[start Supplied information]

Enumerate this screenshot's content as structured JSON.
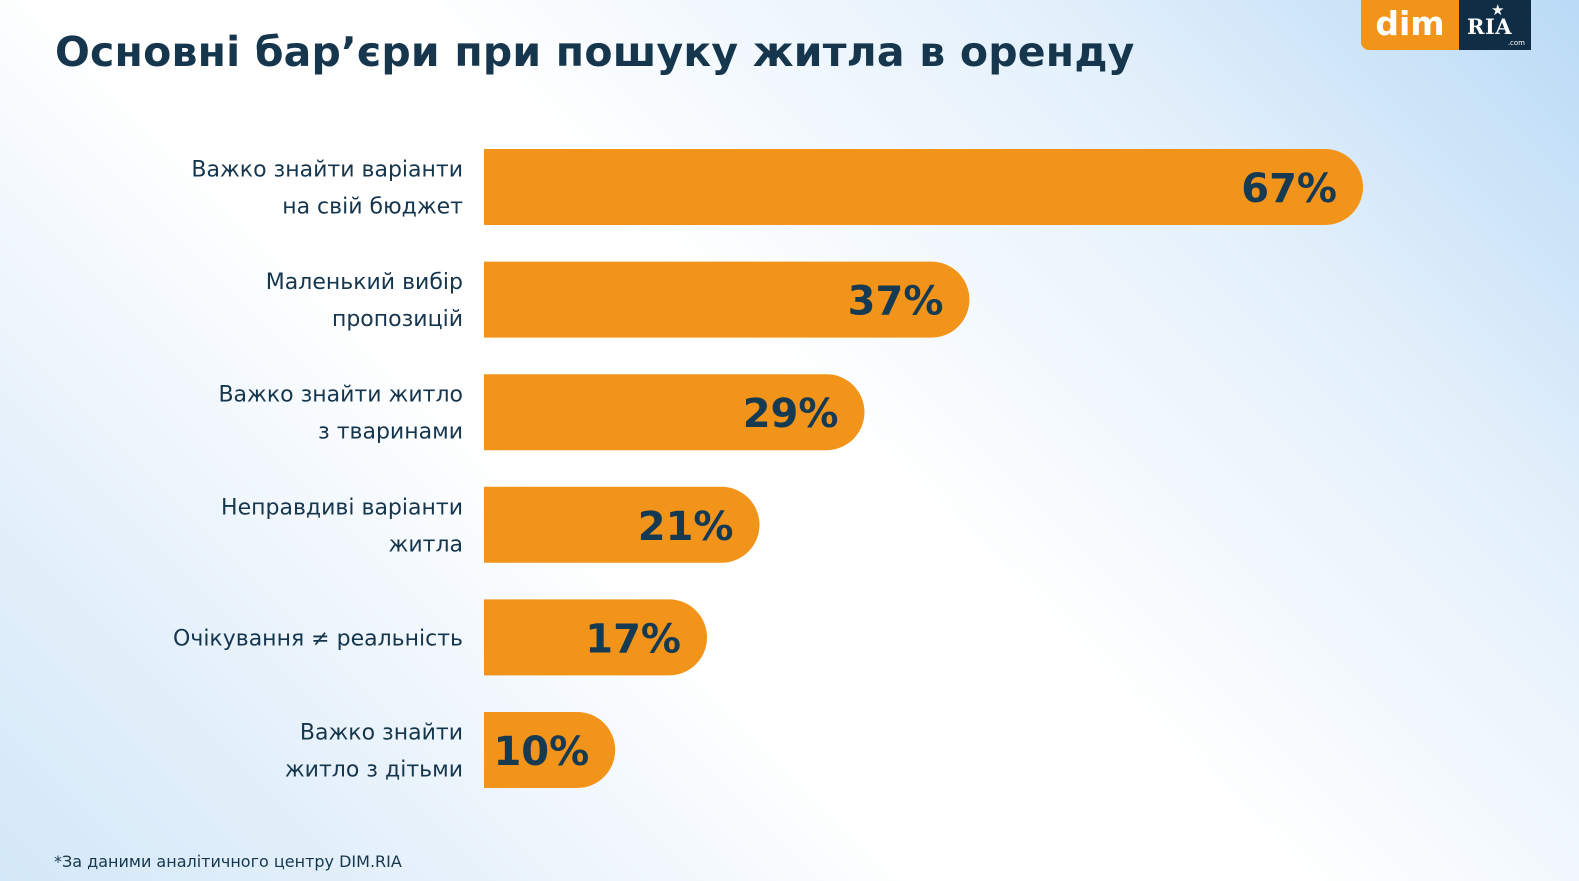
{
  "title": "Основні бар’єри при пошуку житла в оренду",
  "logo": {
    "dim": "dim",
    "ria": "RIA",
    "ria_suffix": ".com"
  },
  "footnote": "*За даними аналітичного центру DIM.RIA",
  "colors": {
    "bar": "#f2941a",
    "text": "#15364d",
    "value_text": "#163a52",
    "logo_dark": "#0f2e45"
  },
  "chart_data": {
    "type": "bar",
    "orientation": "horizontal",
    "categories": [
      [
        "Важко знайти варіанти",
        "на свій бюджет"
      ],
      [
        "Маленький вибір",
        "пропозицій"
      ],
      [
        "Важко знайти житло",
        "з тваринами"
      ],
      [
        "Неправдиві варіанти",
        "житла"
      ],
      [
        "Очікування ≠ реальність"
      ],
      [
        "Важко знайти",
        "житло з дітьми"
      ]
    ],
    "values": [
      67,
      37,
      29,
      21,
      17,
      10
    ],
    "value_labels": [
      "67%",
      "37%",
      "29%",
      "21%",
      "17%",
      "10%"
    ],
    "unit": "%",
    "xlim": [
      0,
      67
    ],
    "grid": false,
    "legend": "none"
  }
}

[end Supplied information]

▸ **Stated task**
Skip every picture and transcribe the data above exactly.

▸ **Exercise answer**
Enumerate this screenshot's content as structured JSON.
{
  "title": "Основні бар’єри при пошуку житла в оренду",
  "logo": {
    "dim": "dim",
    "ria": "RIA",
    "ria_suffix": ".com"
  },
  "footnote": "*За даними аналітичного центру DIM.RIA",
  "colors": {
    "bar": "#f2941a",
    "text": "#15364d",
    "value_text": "#163a52",
    "logo_dark": "#0f2e45"
  },
  "chart_data": {
    "type": "bar",
    "orientation": "horizontal",
    "categories": [
      [
        "Важко знайти варіанти",
        "на свій бюджет"
      ],
      [
        "Маленький вибір",
        "пропозицій"
      ],
      [
        "Важко знайти житло",
        "з тваринами"
      ],
      [
        "Неправдиві варіанти",
        "житла"
      ],
      [
        "Очікування ≠ реальність"
      ],
      [
        "Важко знайти",
        "житло з дітьми"
      ]
    ],
    "values": [
      67,
      37,
      29,
      21,
      17,
      10
    ],
    "value_labels": [
      "67%",
      "37%",
      "29%",
      "21%",
      "17%",
      "10%"
    ],
    "unit": "%",
    "xlim": [
      0,
      67
    ],
    "grid": false,
    "legend": "none"
  }
}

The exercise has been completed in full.